Raw records:

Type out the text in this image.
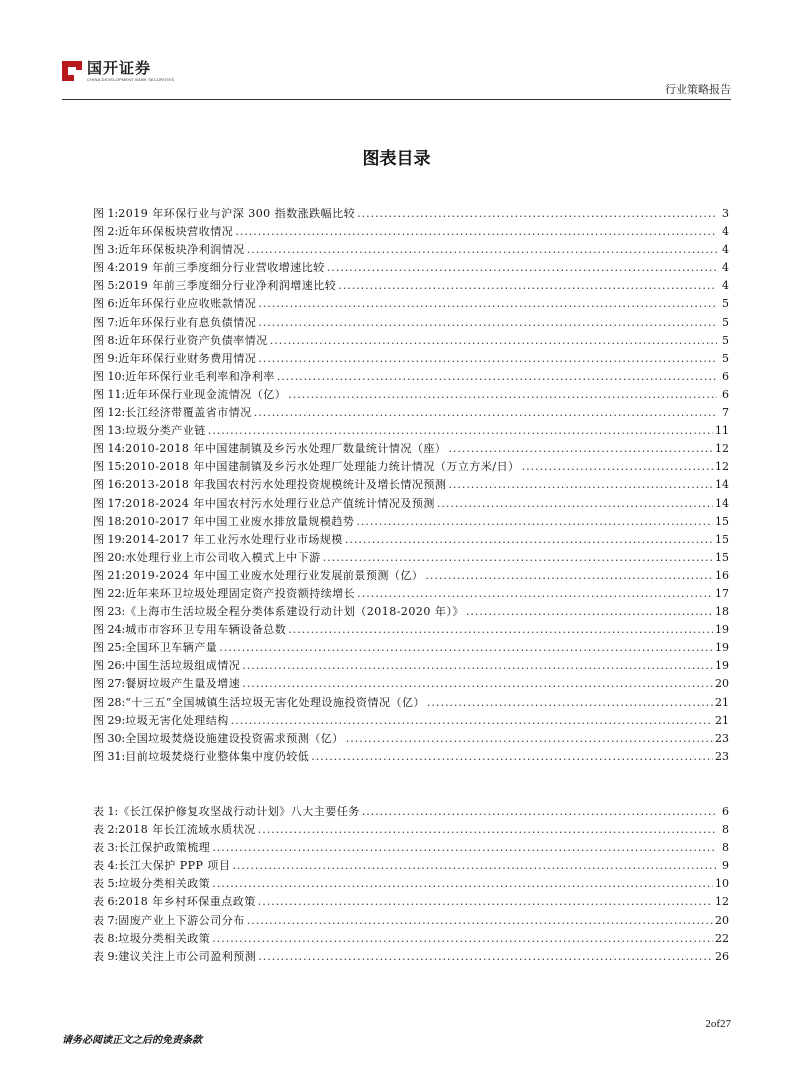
国开证券
CHINA DEVELOPMENT BANK SECURITIES
行业策略报告
图表目录
图 1: 2019 年环保行业与沪深 300 指数涨跌幅比较 .....	3
图 2: 近年环保板块营收情况 .....	4
图 3: 近年环保板块净利润情况 .....	4
图 4: 2019 年前三季度细分行业营收增速比较 .....	4
图 5: 2019 年前三季度细分行业净利润增速比较 .....	4
图 6: 近年环保行业应收账款情况 .....	5
图 7: 近年环保行业有息负债情况 .....	5
图 8: 近年环保行业资产负债率情况 .....	5
图 9: 近年环保行业财务费用情况 .....	5
图 10: 近年环保行业毛利率和净利率 .....	6
图 11: 近年环保行业现金流情况（亿） .....	6
图 12: 长江经济带覆盖省市情况 .....	7
图 13: 垃圾分类产业链 .....	11
图 14: 2010-2018 年中国建制镇及乡污水处理厂数量统计情况（座） .....	12
图 15: 2010-2018 年中国建制镇及乡污水处理厂处理能力统计情况（万立方米/日） .....	12
图 16: 2013-2018 年我国农村污水处理投资规模统计及增长情况预测 .....	14
图 17: 2018-2024 年中国农村污水处理行业总产值统计情况及预测 .....	14
图 18: 2010-2017 年中国工业废水排放量规模趋势 .....	15
图 19: 2014-2017 年工业污水处理行业市场规模 .....	15
图 20: 水处理行业上市公司收入模式上中下游 .....	15
图 21: 2019-2024 年中国工业废水处理行业发展前景预测（亿） .....	16
图 22: 近年来环卫垃圾处理固定资产投资额持续增长 .....	17
图 23: 《上海市生活垃圾全程分类体系建设行动计划（2018-2020 年）》 .....	18
图 24: 城市市容环卫专用车辆设备总数 .....	19
图 25: 全国环卫车辆产量 .....	19
图 26: 中国生活垃圾组成情况 .....	19
图 27: 餐厨垃圾产生量及增速 .....	20
图 28: “十三五”全国城镇生活垃圾无害化处理设施投资情况（亿） .....	21
图 29: 垃圾无害化处理结构 .....	21
图 30: 全国垃圾焚烧设施建设投资需求预测（亿） .....	23
图 31: 目前垃圾焚烧行业整体集中度仍较低 .....	23
表 1: 《长江保护修复攻坚战行动计划》八大主要任务 .....	6
表 2: 2018 年长江流域水质状况 .....	8
表 3: 长江保护政策梳理 .....	8
表 4: 长江大保护 PPP 项目 .....	9
表 5: 垃圾分类相关政策 .....	10
表 6: 2018 年乡村环保重点政策 .....	12
表 7: 固废产业上下游公司分布 .....	20
表 8: 垃圾分类相关政策 .....	22
表 9: 建议关注上市公司盈利预测 .....	26
请务必阅读正文之后的免责条款
2of27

▶ **Aim**: Without the pictures, output the full listing exactly as it stands.

▶ **Exercise output**:
Type out the text in this image.
国开证券
CHINA DEVELOPMENT BANK SECURITIES
行业策略报告
图表目录
图 1: 2019 年环保行业与沪深 300 指数涨跌幅比较 .....	3
图 2: 近年环保板块营收情况 .....	4
图 3: 近年环保板块净利润情况 .....	4
图 4: 2019 年前三季度细分行业营收增速比较 .....	4
图 5: 2019 年前三季度细分行业净利润增速比较 .....	4
图 6: 近年环保行业应收账款情况 .....	5
图 7: 近年环保行业有息负债情况 .....	5
图 8: 近年环保行业资产负债率情况 .....	5
图 9: 近年环保行业财务费用情况 .....	5
图 10: 近年环保行业毛利率和净利率 .....	6
图 11: 近年环保行业现金流情况（亿） .....	6
图 12: 长江经济带覆盖省市情况 .....	7
图 13: 垃圾分类产业链 .....	11
图 14: 2010-2018 年中国建制镇及乡污水处理厂数量统计情况（座） .....	12
图 15: 2010-2018 年中国建制镇及乡污水处理厂处理能力统计情况（万立方米/日） .....	12
图 16: 2013-2018 年我国农村污水处理投资规模统计及增长情况预测 .....	14
图 17: 2018-2024 年中国农村污水处理行业总产值统计情况及预测 .....	14
图 18: 2010-2017 年中国工业废水排放量规模趋势 .....	15
图 19: 2014-2017 年工业污水处理行业市场规模 .....	15
图 20: 水处理行业上市公司收入模式上中下游 .....	15
图 21: 2019-2024 年中国工业废水处理行业发展前景预测（亿） .....	16
图 22: 近年来环卫垃圾处理固定资产投资额持续增长 .....	17
图 23: 《上海市生活垃圾全程分类体系建设行动计划（2018-2020 年）》 .....	18
图 24: 城市市容环卫专用车辆设备总数 .....	19
图 25: 全国环卫车辆产量 .....	19
图 26: 中国生活垃圾组成情况 .....	19
图 27: 餐厨垃圾产生量及增速 .....	20
图 28: “十三五”全国城镇生活垃圾无害化处理设施投资情况（亿） .....	21
图 29: 垃圾无害化处理结构 .....	21
图 30: 全国垃圾焚烧设施建设投资需求预测（亿） .....	23
图 31: 目前垃圾焚烧行业整体集中度仍较低 .....	23
表 1: 《长江保护修复攻坚战行动计划》八大主要任务 .....	6
表 2: 2018 年长江流域水质状况 .....	8
表 3: 长江保护政策梳理 .....	8
表 4: 长江大保护 PPP 项目 .....	9
表 5: 垃圾分类相关政策 .....	10
表 6: 2018 年乡村环保重点政策 .....	12
表 7: 固废产业上下游公司分布 .....	20
表 8: 垃圾分类相关政策 .....	22
表 9: 建议关注上市公司盈利预测 .....	26
请务必阅读正文之后的免责条款
2of27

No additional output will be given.